MATERIAL TO PROCESS:
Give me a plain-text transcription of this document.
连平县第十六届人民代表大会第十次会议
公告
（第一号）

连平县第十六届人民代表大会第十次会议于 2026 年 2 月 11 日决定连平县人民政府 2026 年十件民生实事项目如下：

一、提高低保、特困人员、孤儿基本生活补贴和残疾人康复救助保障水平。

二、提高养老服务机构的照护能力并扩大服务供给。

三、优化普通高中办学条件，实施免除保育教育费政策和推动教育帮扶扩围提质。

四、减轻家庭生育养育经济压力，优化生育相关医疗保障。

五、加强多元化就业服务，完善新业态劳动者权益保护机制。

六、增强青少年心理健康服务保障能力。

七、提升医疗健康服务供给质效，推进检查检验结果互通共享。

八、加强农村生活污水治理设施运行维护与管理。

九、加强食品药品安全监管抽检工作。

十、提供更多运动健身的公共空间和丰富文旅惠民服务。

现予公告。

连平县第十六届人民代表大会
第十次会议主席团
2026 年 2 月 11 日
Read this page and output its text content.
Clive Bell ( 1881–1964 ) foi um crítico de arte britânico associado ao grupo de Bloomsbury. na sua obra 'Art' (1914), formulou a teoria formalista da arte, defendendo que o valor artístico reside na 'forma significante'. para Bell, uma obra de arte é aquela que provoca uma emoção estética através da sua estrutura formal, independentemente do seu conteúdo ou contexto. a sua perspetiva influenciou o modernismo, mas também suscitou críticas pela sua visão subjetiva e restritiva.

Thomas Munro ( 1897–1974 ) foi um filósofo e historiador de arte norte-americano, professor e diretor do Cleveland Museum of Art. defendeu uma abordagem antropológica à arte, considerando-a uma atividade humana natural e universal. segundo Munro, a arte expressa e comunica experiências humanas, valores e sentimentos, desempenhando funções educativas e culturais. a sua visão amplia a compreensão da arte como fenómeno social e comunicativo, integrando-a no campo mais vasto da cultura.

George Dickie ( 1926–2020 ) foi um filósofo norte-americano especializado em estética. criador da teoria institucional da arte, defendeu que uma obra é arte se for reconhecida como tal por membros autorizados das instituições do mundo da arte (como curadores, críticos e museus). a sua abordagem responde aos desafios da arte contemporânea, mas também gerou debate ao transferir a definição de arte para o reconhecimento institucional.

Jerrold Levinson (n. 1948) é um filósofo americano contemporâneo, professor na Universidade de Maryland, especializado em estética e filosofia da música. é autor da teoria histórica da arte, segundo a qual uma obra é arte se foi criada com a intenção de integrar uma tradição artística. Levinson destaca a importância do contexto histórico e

PROMPT:
Produce an exact copy of the whole listing.

COMPLETED TASK:
Give me a plain-text transcription of this document.
连平县第十六届人民代表大会第十次会议
公告
（第一号）

连平县第十六届人民代表大会第十次会议于 2026 年 2 月 11 日决定连平县人民政府 2026 年十件民生实事项目如下：

一、提高低保、特困人员、孤儿基本生活补贴和残疾人康复救助保障水平。

二、提高养老服务机构的照护能力并扩大服务供给。

三、优化普通高中办学条件，实施免除保育教育费政策和推动教育帮扶扩围提质。

四、减轻家庭生育养育经济压力，优化生育相关医疗保障。

五、加强多元化就业服务，完善新业态劳动者权益保护机制。

六、增强青少年心理健康服务保障能力。

七、提升医疗健康服务供给质效，推进检查检验结果互通共享。

八、加强农村生活污水治理设施运行维护与管理。

九、加强食品药品安全监管抽检工作。

十、提供更多运动健身的公共空间和丰富文旅惠民服务。

现予公告。

连平县第十六届人民代表大会
第十次会议主席团
2026 年 2 月 11 日
Read this page and output its text content.
Clive Bell ( 1881–1964 ) foi um crítico de arte britânico associado ao grupo de Bloomsbury. na sua obra 'Art' (1914), formulou a teoria formalista da arte, defendendo que o valor artístico reside na 'forma significante'. para Bell, uma obra de arte é aquela que provoca uma emoção estética através da sua estrutura formal, independentemente do seu conteúdo ou contexto. a sua perspetiva influenciou o modernismo, mas também suscitou críticas pela sua visão subjetiva e restritiva.

Thomas Munro ( 1897–1974 ) foi um filósofo e historiador de arte norte-americano, professor e diretor do Cleveland Museum of Art. defendeu uma abordagem antropológica à arte, considerando-a uma atividade humana natural e universal. segundo Munro, a arte expressa e comunica experiências humanas, valores e sentimentos, desempenhando funções educativas e culturais. a sua visão amplia a compreensão da arte como fenómeno social e comunicativo, integrando-a no campo mais vasto da cultura.

George Dickie ( 1926–2020 ) foi um filósofo norte-americano especializado em estética. criador da teoria institucional da arte, defendeu que uma obra é arte se for reconhecida como tal por membros autorizados das instituições do mundo da arte (como curadores, críticos e museus). a sua abordagem responde aos desafios da arte contemporânea, mas também gerou debate ao transferir a definição de arte para o reconhecimento institucional.

Jerrold Levinson (n. 1948) é um filósofo americano contemporâneo, professor na Universidade de Maryland, especializado em estética e filosofia da música. é autor da teoria histórica da arte, segundo a qual uma obra é arte se foi criada com a intenção de integrar uma tradição artística. Levinson destaca a importância do contexto histórico e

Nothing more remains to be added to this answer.